What to produce:
Search the records below for the word "Concentration" and show every line where it occurs.
----
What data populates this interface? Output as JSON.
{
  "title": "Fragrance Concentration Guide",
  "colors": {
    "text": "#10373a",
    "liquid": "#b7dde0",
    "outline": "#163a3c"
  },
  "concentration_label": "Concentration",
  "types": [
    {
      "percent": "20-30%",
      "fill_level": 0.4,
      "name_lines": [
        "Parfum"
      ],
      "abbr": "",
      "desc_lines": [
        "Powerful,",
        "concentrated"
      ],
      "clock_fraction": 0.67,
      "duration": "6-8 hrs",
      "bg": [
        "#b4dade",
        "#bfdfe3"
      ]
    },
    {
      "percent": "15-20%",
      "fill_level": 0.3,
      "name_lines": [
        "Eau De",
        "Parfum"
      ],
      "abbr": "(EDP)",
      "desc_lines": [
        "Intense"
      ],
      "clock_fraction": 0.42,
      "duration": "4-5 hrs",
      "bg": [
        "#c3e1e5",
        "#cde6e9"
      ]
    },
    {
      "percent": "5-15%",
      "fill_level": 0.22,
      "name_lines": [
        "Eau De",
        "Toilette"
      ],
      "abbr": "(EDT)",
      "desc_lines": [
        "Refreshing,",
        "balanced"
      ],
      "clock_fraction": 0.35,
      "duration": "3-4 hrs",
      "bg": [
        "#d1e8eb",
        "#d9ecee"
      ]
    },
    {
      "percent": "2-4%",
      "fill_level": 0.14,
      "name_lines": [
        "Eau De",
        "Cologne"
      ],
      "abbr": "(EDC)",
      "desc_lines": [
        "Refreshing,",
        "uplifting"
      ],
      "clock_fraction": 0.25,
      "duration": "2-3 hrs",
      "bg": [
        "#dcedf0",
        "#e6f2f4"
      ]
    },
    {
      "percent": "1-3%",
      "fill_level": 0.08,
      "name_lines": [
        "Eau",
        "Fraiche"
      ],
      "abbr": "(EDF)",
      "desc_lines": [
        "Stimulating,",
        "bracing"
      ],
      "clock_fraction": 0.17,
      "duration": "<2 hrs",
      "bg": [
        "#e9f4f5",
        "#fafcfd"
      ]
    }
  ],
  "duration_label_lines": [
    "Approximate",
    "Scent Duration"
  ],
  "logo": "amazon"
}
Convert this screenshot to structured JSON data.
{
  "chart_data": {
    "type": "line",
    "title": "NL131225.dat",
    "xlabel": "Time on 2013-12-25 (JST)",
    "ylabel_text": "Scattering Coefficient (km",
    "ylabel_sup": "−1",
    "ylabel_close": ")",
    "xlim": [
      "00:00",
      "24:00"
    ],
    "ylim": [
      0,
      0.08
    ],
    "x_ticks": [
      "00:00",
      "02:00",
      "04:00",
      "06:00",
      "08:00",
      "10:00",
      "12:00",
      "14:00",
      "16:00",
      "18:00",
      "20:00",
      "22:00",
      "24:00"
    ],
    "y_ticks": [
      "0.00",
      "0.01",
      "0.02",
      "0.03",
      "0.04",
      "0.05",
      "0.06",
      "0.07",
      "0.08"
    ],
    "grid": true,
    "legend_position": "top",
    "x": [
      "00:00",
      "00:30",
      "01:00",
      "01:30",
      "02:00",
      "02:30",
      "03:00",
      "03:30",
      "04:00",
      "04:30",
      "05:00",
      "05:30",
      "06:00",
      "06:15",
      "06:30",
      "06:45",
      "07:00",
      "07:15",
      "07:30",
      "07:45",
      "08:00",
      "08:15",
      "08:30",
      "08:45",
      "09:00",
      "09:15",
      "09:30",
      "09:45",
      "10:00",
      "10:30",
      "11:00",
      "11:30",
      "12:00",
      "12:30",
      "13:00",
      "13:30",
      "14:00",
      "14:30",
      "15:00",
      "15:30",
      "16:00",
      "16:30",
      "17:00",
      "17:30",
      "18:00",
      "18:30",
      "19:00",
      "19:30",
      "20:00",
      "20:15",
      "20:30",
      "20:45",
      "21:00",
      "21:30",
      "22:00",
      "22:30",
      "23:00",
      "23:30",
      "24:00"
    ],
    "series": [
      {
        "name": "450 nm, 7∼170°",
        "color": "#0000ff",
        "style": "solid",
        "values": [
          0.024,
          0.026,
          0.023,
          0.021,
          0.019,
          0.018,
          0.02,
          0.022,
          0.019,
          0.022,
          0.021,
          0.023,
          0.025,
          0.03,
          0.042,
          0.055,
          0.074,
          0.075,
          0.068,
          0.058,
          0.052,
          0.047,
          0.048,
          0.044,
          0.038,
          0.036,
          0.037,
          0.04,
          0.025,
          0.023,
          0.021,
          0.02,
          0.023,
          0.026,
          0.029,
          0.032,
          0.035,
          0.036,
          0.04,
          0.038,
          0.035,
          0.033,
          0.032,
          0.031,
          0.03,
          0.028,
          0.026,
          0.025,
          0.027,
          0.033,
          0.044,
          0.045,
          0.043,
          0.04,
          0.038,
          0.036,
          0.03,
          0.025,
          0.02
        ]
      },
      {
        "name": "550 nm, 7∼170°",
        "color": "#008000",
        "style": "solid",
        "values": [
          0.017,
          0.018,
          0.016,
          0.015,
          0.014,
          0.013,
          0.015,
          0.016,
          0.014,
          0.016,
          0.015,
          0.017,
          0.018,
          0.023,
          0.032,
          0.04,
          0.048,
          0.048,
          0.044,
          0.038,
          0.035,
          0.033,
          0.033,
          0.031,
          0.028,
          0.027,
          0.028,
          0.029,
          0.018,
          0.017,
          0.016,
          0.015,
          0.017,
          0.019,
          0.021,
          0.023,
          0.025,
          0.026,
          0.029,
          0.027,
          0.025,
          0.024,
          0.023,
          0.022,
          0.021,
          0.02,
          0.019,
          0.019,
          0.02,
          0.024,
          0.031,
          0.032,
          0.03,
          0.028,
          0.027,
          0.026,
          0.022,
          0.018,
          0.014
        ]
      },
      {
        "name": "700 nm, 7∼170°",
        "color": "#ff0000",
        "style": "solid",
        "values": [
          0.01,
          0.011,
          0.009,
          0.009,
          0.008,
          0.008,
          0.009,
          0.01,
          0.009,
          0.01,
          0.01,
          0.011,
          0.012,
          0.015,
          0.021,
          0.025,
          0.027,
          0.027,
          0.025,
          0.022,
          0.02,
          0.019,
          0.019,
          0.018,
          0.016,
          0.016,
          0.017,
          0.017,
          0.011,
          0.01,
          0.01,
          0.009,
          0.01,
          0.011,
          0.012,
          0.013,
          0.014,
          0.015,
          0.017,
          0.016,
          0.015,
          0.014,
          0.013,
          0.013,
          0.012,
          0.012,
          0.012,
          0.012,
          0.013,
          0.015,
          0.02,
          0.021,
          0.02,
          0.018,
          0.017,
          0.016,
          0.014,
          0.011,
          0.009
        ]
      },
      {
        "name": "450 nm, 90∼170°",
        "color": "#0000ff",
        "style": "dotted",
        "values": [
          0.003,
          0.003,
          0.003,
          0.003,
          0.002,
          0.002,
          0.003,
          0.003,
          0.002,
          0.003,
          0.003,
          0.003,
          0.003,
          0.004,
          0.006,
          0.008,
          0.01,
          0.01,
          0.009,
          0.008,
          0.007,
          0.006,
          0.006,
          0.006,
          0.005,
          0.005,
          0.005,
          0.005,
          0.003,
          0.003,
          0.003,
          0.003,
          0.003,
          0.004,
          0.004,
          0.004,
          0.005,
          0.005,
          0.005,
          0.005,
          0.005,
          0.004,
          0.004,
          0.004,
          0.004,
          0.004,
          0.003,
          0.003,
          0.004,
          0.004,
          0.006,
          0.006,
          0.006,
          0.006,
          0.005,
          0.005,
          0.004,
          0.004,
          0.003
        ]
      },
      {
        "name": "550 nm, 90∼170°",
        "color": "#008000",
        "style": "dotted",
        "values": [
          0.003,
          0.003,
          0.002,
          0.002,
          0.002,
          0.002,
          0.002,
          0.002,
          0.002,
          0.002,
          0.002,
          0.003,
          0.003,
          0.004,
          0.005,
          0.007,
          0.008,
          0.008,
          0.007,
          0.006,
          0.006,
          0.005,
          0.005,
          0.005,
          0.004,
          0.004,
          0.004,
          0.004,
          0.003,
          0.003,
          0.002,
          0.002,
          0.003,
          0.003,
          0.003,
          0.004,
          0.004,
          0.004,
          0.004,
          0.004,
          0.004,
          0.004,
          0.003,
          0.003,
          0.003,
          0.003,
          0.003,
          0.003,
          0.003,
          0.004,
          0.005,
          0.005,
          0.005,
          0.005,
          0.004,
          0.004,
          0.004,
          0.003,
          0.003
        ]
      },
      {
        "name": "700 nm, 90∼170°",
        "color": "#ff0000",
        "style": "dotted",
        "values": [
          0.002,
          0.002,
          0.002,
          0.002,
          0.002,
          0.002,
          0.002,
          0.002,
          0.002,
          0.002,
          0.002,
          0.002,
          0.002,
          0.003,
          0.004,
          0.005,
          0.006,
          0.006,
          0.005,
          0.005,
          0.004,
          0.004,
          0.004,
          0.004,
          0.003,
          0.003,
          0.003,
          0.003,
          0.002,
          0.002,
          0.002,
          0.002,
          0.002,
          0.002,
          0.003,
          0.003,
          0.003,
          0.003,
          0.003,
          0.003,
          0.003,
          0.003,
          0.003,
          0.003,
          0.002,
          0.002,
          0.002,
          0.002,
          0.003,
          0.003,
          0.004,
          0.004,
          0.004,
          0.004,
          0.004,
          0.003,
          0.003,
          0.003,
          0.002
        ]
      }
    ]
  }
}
----
Reply to the task:
  "title": "Fragrance Concentration Guide",
  "concentration_label": "Concentration",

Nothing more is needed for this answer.